| To be done |
1. Answer these questions using the model documentation excerpt:
(a) What does the applyout_ attribute hold?
(b) What does score(data) return?
(c) When fit is called without a label, which column is used as the label?
2. In the model documentation excerpt, rewrite the part that begins with "The trained model" and ends with "and model variables.", changing "model training" to "training run" every time it appears.
3. Carry on the model documentation excerpt from the point where it stops.

| Source excerpt |

▬▬▬▬▬▬▬▬▬▬

The trained model content

summary_: APLArtifactTable

The reference to the “SUMMARY” table generated by the model training. This table contains the content of the model training summary.

indicators_: APLArtifactTable

The reference to the “INDICATORS” table generated by the model training. This table contains various metrics related to the model and model variables.

fit_operation_logs_: APLArtifactTable

The reference to the “OPERATION_LOG” table generated by the model training

var_desc_: APLArtifactTable

The reference to the “VARIABLE_DESCRIPTION” table that was built during the model training

applyout_: hana_ml DataFrame

The predictions generated the last time the model was applied

predict_operation_logs_: APLArtifactTable

The reference to the “OPERATION_LOG” table when a prediction was made

Methods

fit(data[, key, features, label])

Fits the model.

get_best_iteration()

Returns the iteration that has provided the best performance on the validation dataset during the model training.

get_evalmetrics()

Returns the values of the evaluation metric at each iteration.

get_feature_importances()

Returns the feature importances.

get_fit_operation_log()

Retrieves the operation log table after the model training.

get_indicators()

Retrieves the Indicator table after model training.

get_params()

Retrieves attributes of the current object.

get_performance_metrics()

Returns the performance metrics of the last trained model.

get_predict_operation_log()

Retrieves the operation log table after the model training.

get_summary()

Retrieves the summary table after model training.

load_model(schema_name, table_name[, oid])

Loads the model from a table.

predict(data)

Makes predictions with the fitted model.

save_artifact(artifact_df, schema_name, …)

Saves an artifact, a temporary table, into a permanent table.

save_model(schema_name, table_name[, …])

Saves the model into a table.

score(data)

Returns the mean accuracy on the provided test dataset.

set_params(**parameters)

Sets attributes of the current model.

set_params(**parameters)

Sets attributes of the current model.

Parameters

parameters: dict

The attribute names and values

get_performance_metrics()

Returns the performance metrics of the last trained model.

Returns

A dictionary with metric name as key and metric value as value.

fit(data, key=None, features=None, label=None)

Fits the model.

Parameters

data : DataFrame

The training dataset

key : str, optional

The name of the ID column. This column will not be used as feature in the model. It will be output as row-id when prediction is made with the model. If key is not provided, an internal key is created. But this is not the recommended usage. See notes below.

features : list of str, optional

The names of the features to be used in the model. If features is not provided, all non-ID and non-label columns will be taken.

label : str, optional

The name of the label column. Default is the last column.

▬▬▬▬▬▬▬▬▬▬

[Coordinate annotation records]
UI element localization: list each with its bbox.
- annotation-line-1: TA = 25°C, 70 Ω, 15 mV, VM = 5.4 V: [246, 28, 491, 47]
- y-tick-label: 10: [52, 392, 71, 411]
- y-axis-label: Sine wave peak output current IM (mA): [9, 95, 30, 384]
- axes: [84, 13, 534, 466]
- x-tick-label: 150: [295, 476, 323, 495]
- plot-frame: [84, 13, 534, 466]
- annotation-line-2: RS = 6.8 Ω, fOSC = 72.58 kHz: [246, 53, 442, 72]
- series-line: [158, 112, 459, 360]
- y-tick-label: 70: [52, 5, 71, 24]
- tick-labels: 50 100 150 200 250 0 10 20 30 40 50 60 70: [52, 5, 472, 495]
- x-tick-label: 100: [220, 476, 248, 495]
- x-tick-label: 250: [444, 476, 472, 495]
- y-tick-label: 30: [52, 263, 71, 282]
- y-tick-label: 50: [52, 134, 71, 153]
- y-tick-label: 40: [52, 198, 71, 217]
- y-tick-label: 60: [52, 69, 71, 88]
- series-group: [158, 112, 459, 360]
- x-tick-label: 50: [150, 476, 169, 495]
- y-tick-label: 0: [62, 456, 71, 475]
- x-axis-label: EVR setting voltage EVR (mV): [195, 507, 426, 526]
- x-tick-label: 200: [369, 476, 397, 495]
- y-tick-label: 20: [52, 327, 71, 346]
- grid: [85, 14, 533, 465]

▬▬▬▬▬▬▬▬▬▬

| Results of the tasks |
1.
(a) The predictions generated the last time the model was applied.
(b) The mean accuracy on the provided test dataset.
(c) The last column.

2.
The trained model content

summary_: APLArtifactTable

The reference to the “SUMMARY” table generated by the training run. This table contains the content of the training run summary.

indicators_: APLArtifactTable

The reference to the “INDICATORS” table generated by the training run. This table contains various metrics related to the model and model variables.

3.
Returns

self : object

Notes

It is highly recommended to specify a key column in the training dataset. If not, once the model is trained, it won’t be possible anymore to have a key defined in any input dataset. That is particularly inconvenient to join the predictions output to the input dataset.

get_best_iteration()

Returns the iteration that has provided the best performance on the validation dataset during the model training.

Returns

The best iteration: int

get_evalmetrics()

Returns the values of the evaluation metric at each iteration. These values are based on the estimation dataset.

Returns

A dictionary:

{‘<MetricName>’: <List of values>}

get_feature_importances()

Returns the feature importances.

Returns

feature importances : dict

{ <importance_metric> : OrderedDictionary({ <feature_name> : <value> })

get_fit_operation_log()

Retrieves the operation log table after the model training. This table contains the log given by SAP HANA APL during the last fit operation.

Returns

The reference to OPERATION_LOG table : hana_ml DataFrame

This table provides detailed logs of the last model training

get_indicators()

Retrieves the Indicator table after model training.

Returns

The reference to INDICATORS table : hana_ml DataFrame

This table provides the performance metrics of the last model training

get_params()

Retrieves attributes of the current object. This method is implemented for compatibility with Scikit Learn.

Returns

The attribute-values of the model : dictionary

get_predict_operation_log()

Retrieves the operation log table after the model training.

Returns

The reference to the OPERATION_LOG table : hana_ml DataFrame

This table provides detailed logs about the last prediction

get_summary()

Retrieves the summary table after model training.

Returns

The reference to the SUMMARY table : hana_ml DataFrame

This contains execution summary of the last model training

load_model(schema_name, table_name, oid=None)

Loads the model from a table.

Parameters

schema_name: str

The schema name

table_name: str

The table name

oid : str. optional

If the table contains several models, the oid must be given as an identifier. If it is not provided, the whole table is read.

predict(data)

Makes predictions with the fitted model. It is possible to add special outputs, such as variable individual contributions, through the ‘extra_applyout_settings’ parameter in the model. This parameter is described with examples in the class section.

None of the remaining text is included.